(Stored entries)
◇ ◇ ◇ ◇ ◇ ◇ ◇
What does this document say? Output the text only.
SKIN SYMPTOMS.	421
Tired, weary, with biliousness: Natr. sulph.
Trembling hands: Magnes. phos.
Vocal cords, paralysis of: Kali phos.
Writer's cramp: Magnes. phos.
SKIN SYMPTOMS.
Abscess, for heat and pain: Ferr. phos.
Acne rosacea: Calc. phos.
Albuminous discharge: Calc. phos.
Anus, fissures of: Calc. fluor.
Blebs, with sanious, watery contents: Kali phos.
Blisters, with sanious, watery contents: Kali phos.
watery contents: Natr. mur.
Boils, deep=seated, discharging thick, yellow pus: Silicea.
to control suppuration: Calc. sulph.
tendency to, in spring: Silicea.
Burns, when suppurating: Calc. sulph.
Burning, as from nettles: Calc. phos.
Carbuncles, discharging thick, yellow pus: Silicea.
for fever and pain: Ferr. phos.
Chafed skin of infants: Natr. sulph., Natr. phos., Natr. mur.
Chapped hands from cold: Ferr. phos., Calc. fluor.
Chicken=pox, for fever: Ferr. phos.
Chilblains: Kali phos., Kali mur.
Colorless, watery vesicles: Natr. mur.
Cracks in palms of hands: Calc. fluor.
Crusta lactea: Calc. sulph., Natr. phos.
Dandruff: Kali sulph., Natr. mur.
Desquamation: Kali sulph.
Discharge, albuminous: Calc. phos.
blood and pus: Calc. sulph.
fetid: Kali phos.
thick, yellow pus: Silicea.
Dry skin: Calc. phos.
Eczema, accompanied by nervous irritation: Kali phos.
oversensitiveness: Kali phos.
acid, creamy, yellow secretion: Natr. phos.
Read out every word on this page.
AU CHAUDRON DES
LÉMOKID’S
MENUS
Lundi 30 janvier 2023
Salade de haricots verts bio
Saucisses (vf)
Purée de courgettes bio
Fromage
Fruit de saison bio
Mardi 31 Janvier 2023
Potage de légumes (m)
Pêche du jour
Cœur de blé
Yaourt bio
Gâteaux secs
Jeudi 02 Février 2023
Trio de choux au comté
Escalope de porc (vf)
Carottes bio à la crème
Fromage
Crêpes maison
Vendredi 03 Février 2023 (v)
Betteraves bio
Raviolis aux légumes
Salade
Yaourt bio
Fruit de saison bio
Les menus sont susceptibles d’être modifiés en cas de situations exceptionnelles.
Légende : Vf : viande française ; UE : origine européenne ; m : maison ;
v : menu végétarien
◇ ◇ ◇ ◇ ◇ ◇ ◇
Note each line of the entries that has "Natr" in it, and copy those lines.

CORRECT ANSWER:
Tired, weary, with biliousness: Natr. sulph.
watery contents: Natr. mur.
Chafed skin of infants: Natr. sulph., Natr. phos., Natr. mur.
Colorless, watery vesicles: Natr. mur.
Crusta lactea: Calc. sulph., Natr. phos.
Dandruff: Kali sulph., Natr. mur.
acid, creamy, yellow secretion: Natr. phos.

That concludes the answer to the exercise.